AIM OF THE TASK
Which lines hold the word "века"? Copy each of them.

— begin INPUT —

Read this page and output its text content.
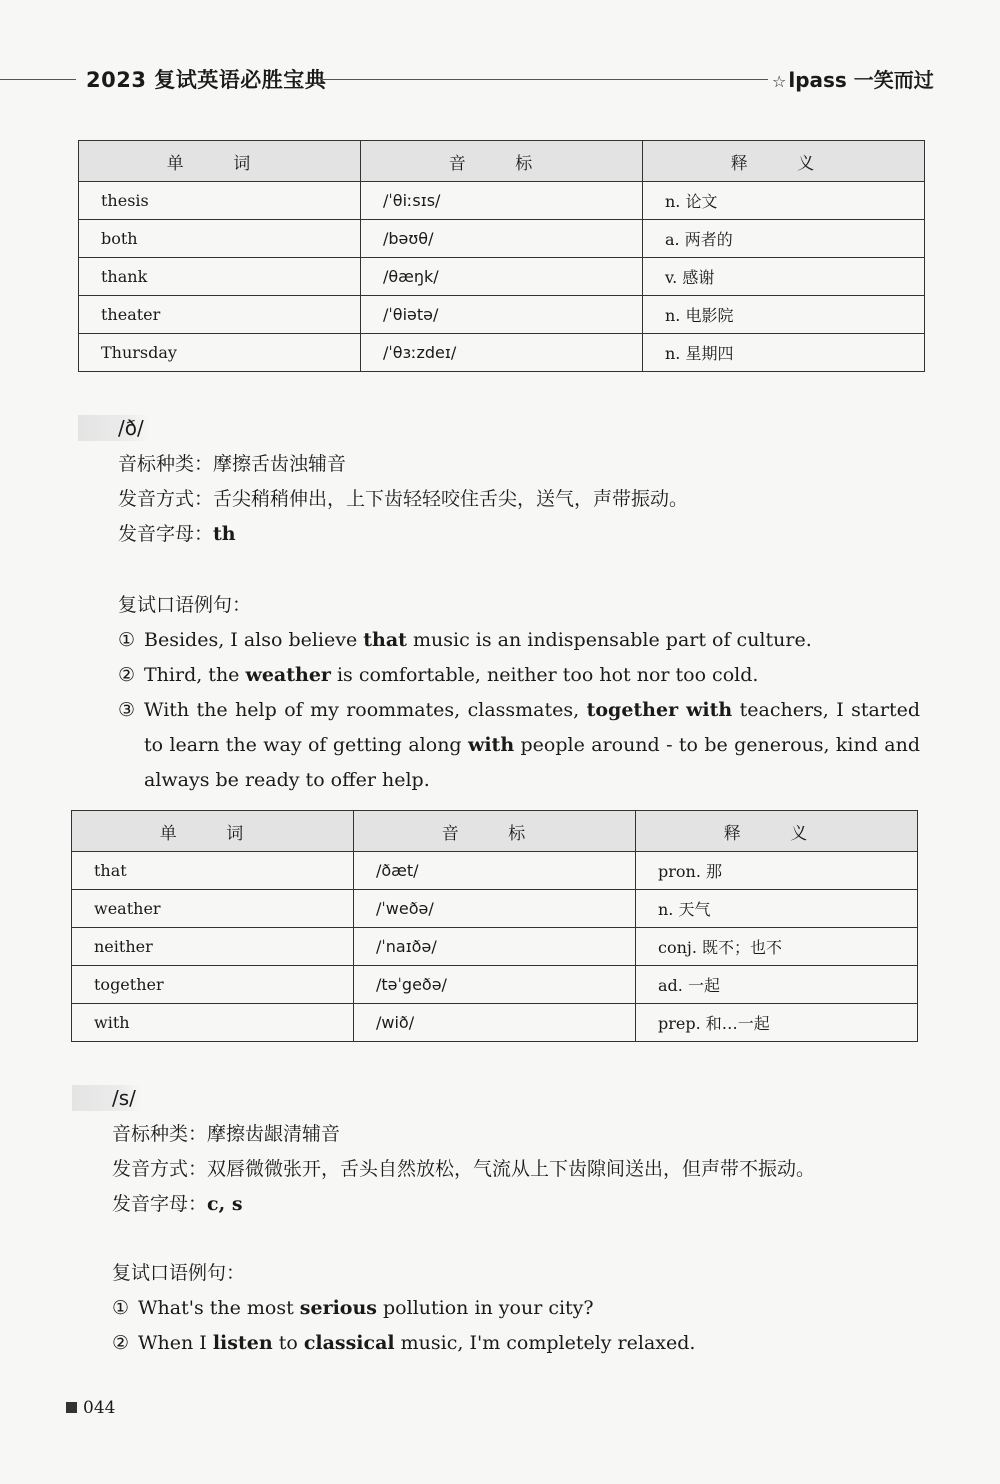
2023 复试英语必胜宝典	☆ lpass 一笑而过
单 词	音 标	释 义
thesis	/ˈθiːsɪs/	n. 论文
both	/bəʊθ/	a. 两者的
thank	/θæŋk/	v. 感谢
theater	/ˈθiətə/	n. 电影院
Thursday	/ˈθɜːzdeɪ/	n. 星期四
/ð/
音标种类：摩擦舌齿浊辅音
发音方式：舌尖稍稍伸出，上下齿轻轻咬住舌尖，送气，声带振动。
发音字母：th
复试口语例句：
① Besides, I also believe that music is an indispensable part of culture.
② Third, the weather is comfortable, neither too hot nor too cold.
③ With the help of my roommates, classmates, together with teachers, I started to learn the way of getting along with people around - to be generous, kind and always be ready to offer help.
单 词	音 标	释 义
that	/ðæt/	pron. 那
weather	/ˈweðə/	n. 天气
neither	/ˈnaɪðə/	conj. 既不；也不
together	/təˈgeðə/	ad. 一起
with	/wið/	prep. 和…一起
/s/
音标种类：摩擦齿龈清辅音
发音方式：双唇微微张开，舌头自然放松，气流从上下齿隙间送出，但声带不振动。
发音字母：c, s
复试口语例句：
① What's the most serious pollution in your city?
② When I listen to classical music, I'm completely relaxed.
044
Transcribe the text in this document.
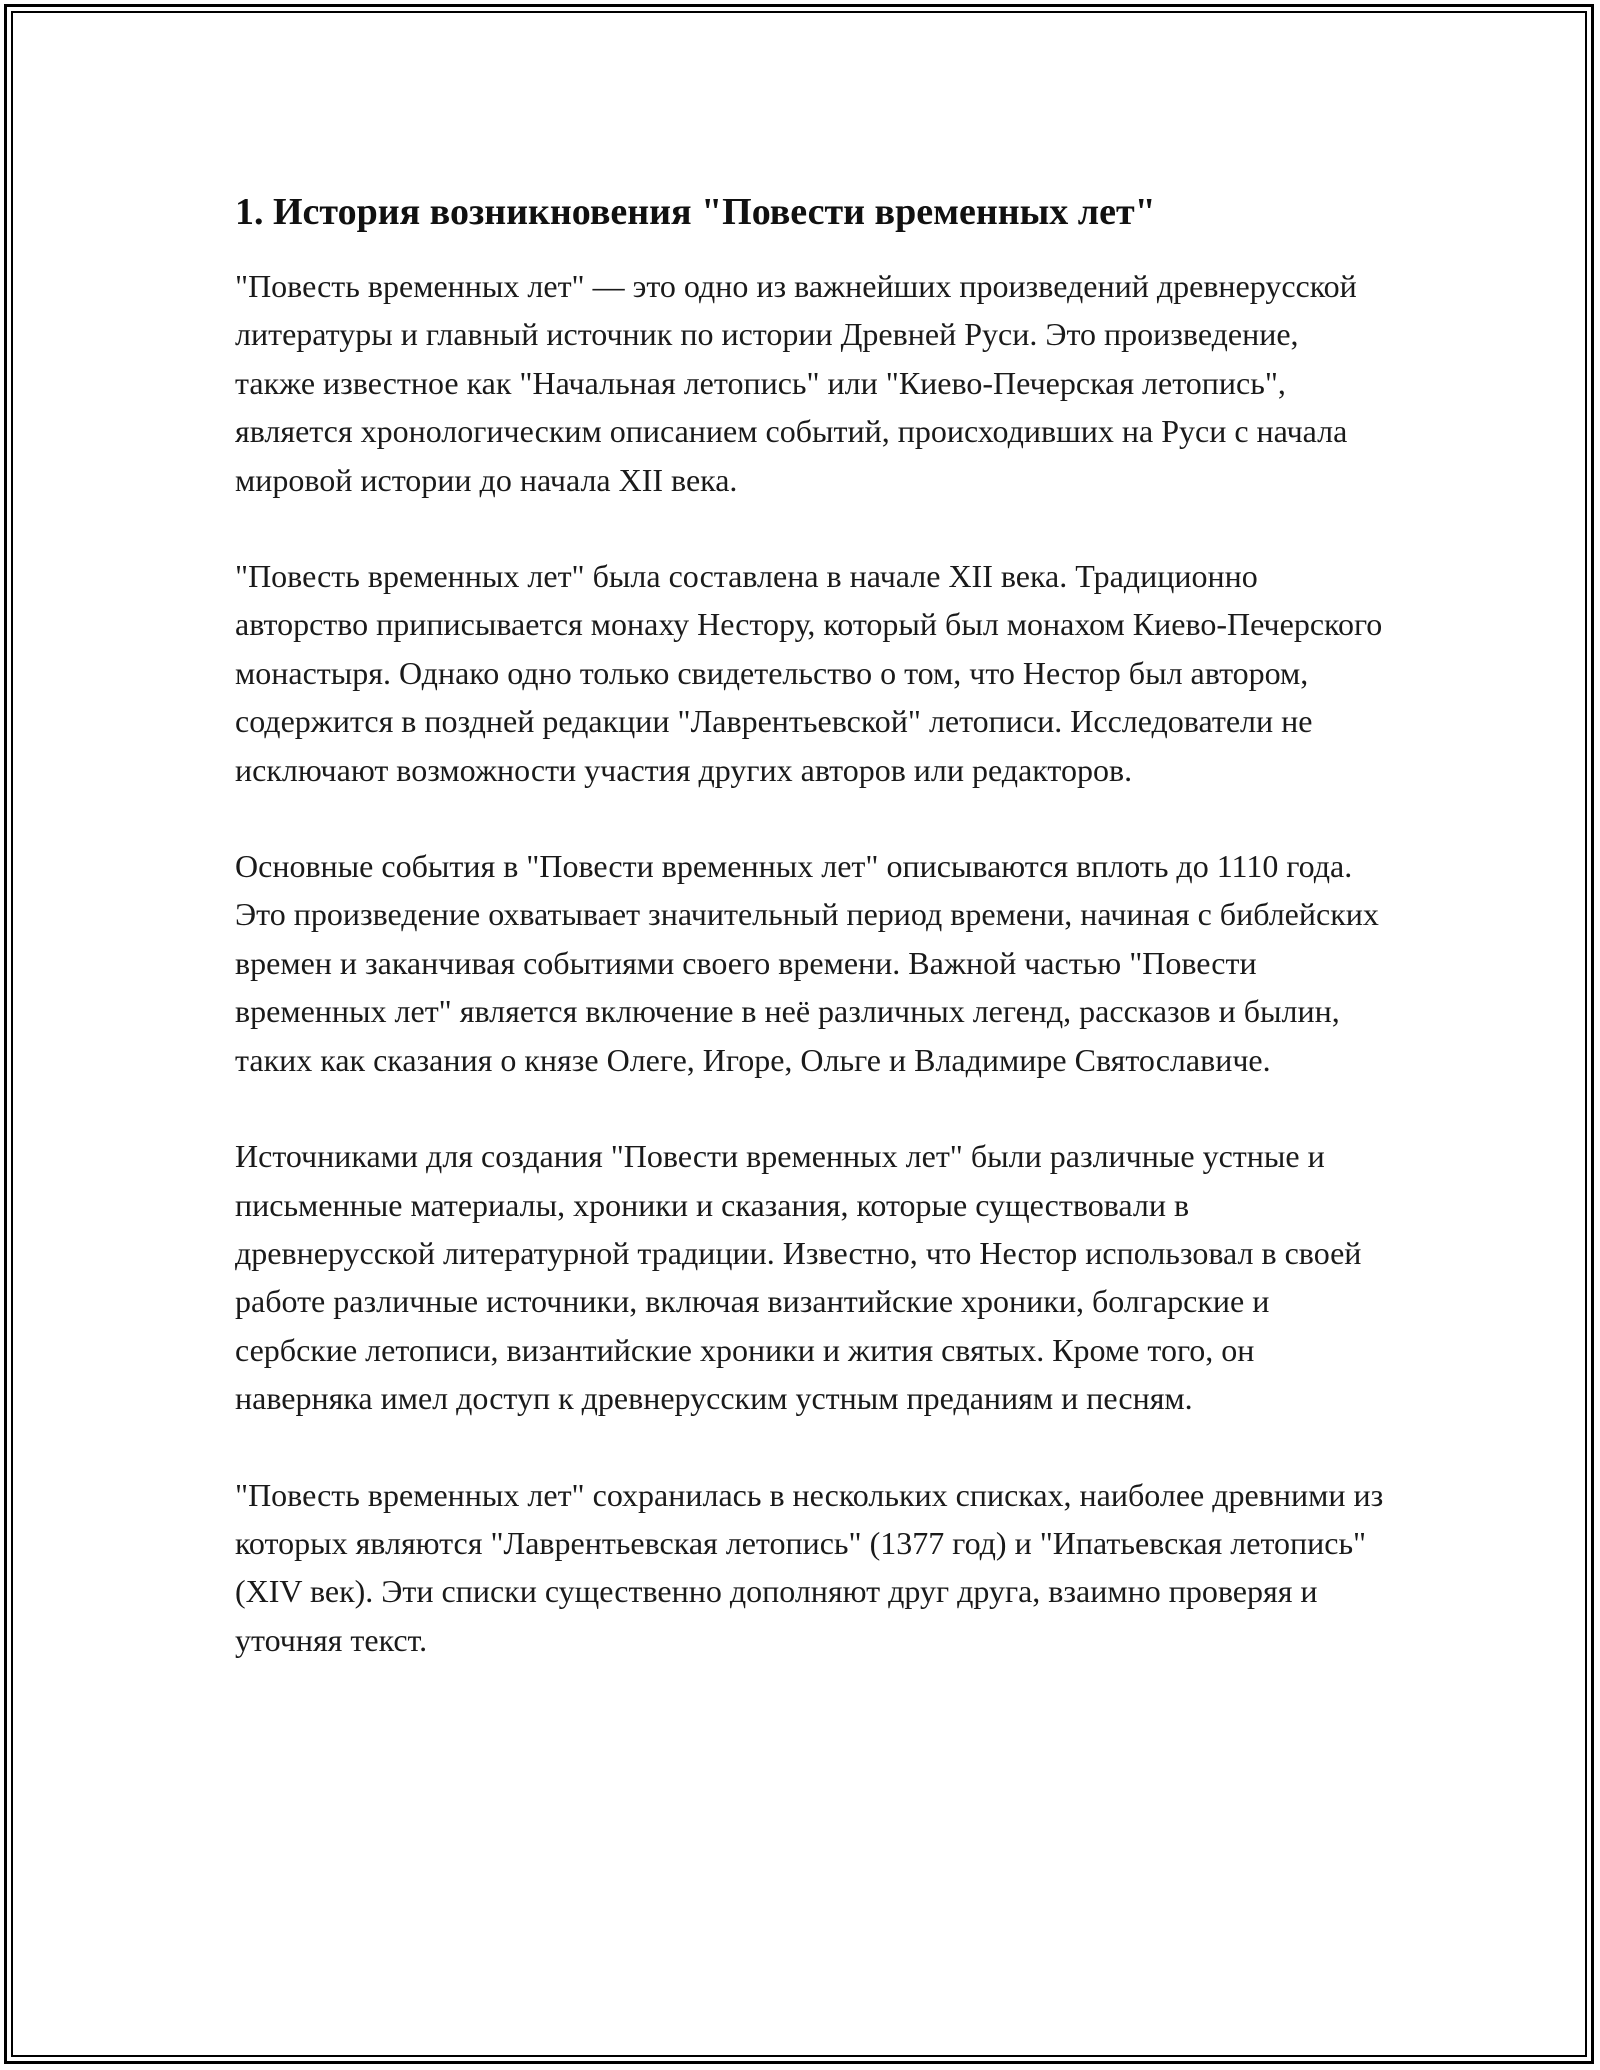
1. История возникновения "Повести временных лет"

"Повесть временных лет" — это одно из важнейших произведений древнерусской литературы и главный источник по истории Древней Руси. Это произведение, также известное как "Начальная летопись" или "Киево-Печерская летопись", является хронологическим описанием событий, происходивших на Руси с начала мировой истории до начала XII века.

"Повесть временных лет" была составлена в начале XII века. Традиционно авторство приписывается монаху Нестору, который был монахом Киево-Печерского монастыря. Однако одно только свидетельство о том, что Нестор был автором, содержится в поздней редакции "Лаврентьевской" летописи. Исследователи не исключают возможности участия других авторов или редакторов.

Основные события в "Повести временных лет" описываются вплоть до 1110 года. Это произведение охватывает значительный период времени, начиная с библейских времен и заканчивая событиями своего времени. Важной частью "Повести временных лет" является включение в неё различных легенд, рассказов и былин, таких как сказания о князе Олеге, Игоре, Ольге и Владимире Святославиче.

Источниками для создания "Повести временных лет" были различные устные и письменные материалы, хроники и сказания, которые существовали в древнерусской литературной традиции. Известно, что Нестор использовал в своей работе различные источники, включая византийские хроники, болгарские и сербские летописи, византийские хроники и жития святых. Кроме того, он наверняка имел доступ к древнерусским устным преданиям и песням.

"Повесть временных лет" сохранилась в нескольких списках, наиболее древними из которых являются "Лаврентьевская летопись" (1377 год) и "Ипатьевская летопись" (XIV век). Эти списки существенно дополняют друг друга, взаимно проверяя и уточняя текст.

— end INPUT —

OUTPUT BELOW
"Повесть временных лет" — это одно из важнейших произведений древнерусской литературы и главный источник по истории Древней Руси. Это произведение, также известное как "Начальная летопись" или "Киево-Печерская летопись", является хронологическим описанием событий, происходивших на Руси с начала мировой истории до начала XII века.
"Повесть временных лет" была составлена в начале XII века. Традиционно авторство приписывается монаху Нестору, который был монахом Киево-Печерского монастыря. Однако одно только свидетельство о том, что Нестор был автором, содержится в поздней редакции "Лаврентьевской" летописи. Исследователи не исключают возможности участия других авторов или редакторов.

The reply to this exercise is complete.